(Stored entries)
[START]
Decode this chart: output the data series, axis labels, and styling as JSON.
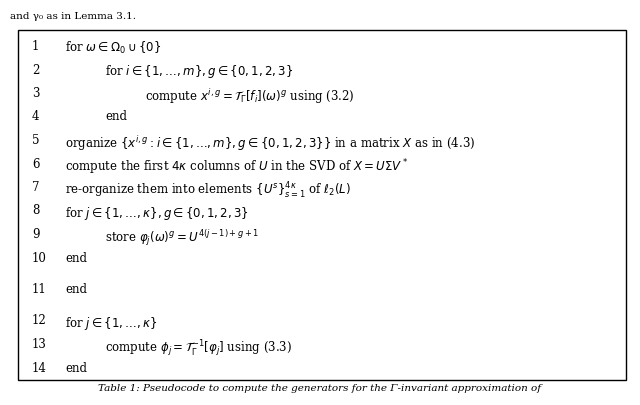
{
  "title": "",
  "background_color": "#ffffff",
  "box_color": "#ffffff",
  "border_color": "#000000",
  "text_color": "#000000",
  "caption": "Table 1: Pseudocode to compute the generators for the Γ-invariant approximation of",
  "top_text": "and γ₀ as in Lemma 3.1.",
  "lines": [
    {
      "num": "1",
      "indent": 0,
      "text": "for $\\omega \\in \\Omega_0 \\cup \\{0\\}$"
    },
    {
      "num": "2",
      "indent": 1,
      "text": "for $i \\in \\{1,\\ldots,m\\}, g \\in \\{0,1,2,3\\}$"
    },
    {
      "num": "3",
      "indent": 2,
      "text": "compute $x^{i,g} = \\mathcal{T}_{\\Gamma}[f_i](\\omega)^g$ using (3.2)"
    },
    {
      "num": "4",
      "indent": 1,
      "text": "end"
    },
    {
      "num": "5",
      "indent": 0,
      "text": "organize $\\{x^{i,g}: i \\in \\{1,\\ldots,m\\}, g \\in \\{0,1,2,3\\}\\}$ in a matrix $X$ as in (4.3)"
    },
    {
      "num": "6",
      "indent": 0,
      "text": "compute the first $4\\kappa$ columns of $U$ in the SVD of $X = U\\Sigma V^*$"
    },
    {
      "num": "7",
      "indent": 0,
      "text": "re-organize them into elements $\\{U^s\\}_{s=1}^{4\\kappa}$ of $\\ell_2(L)$"
    },
    {
      "num": "8",
      "indent": 0,
      "text": "for $j \\in \\{1,\\ldots,\\kappa\\}, g \\in \\{0,1,2,3\\}$"
    },
    {
      "num": "9",
      "indent": 1,
      "text": "store $\\varphi_j(\\omega)^g = U^{4(j-1)+g+1}$"
    },
    {
      "num": "10",
      "indent": 0,
      "text": "end"
    },
    {
      "num": "11",
      "indent": 0,
      "text": "end",
      "extra_space_before": true
    },
    {
      "num": "12",
      "indent": 0,
      "text": "for $j \\in \\{1,\\ldots,\\kappa\\}$",
      "extra_space_before": true
    },
    {
      "num": "13",
      "indent": 1,
      "text": "compute $\\phi_j = \\mathcal{T}_{\\Gamma}^{-1}[\\varphi_j]$ using (3.3)"
    },
    {
      "num": "14",
      "indent": 0,
      "text": "end"
    }
  ]
}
[END]
WHAT THE EXERCISE ASKS -
Pick out the lines containing the string "mathcal" and show them.

RESULT OF THIS EXERCISE -
      "text": "compute $x^{i,g} = \\mathcal{T}_{\\Gamma}[f_i](\\omega)^g$ using (3.2)"
      "text": "compute $\\phi_j = \\mathcal{T}_{\\Gamma}^{-1}[\\varphi_j]$ using (3.3)"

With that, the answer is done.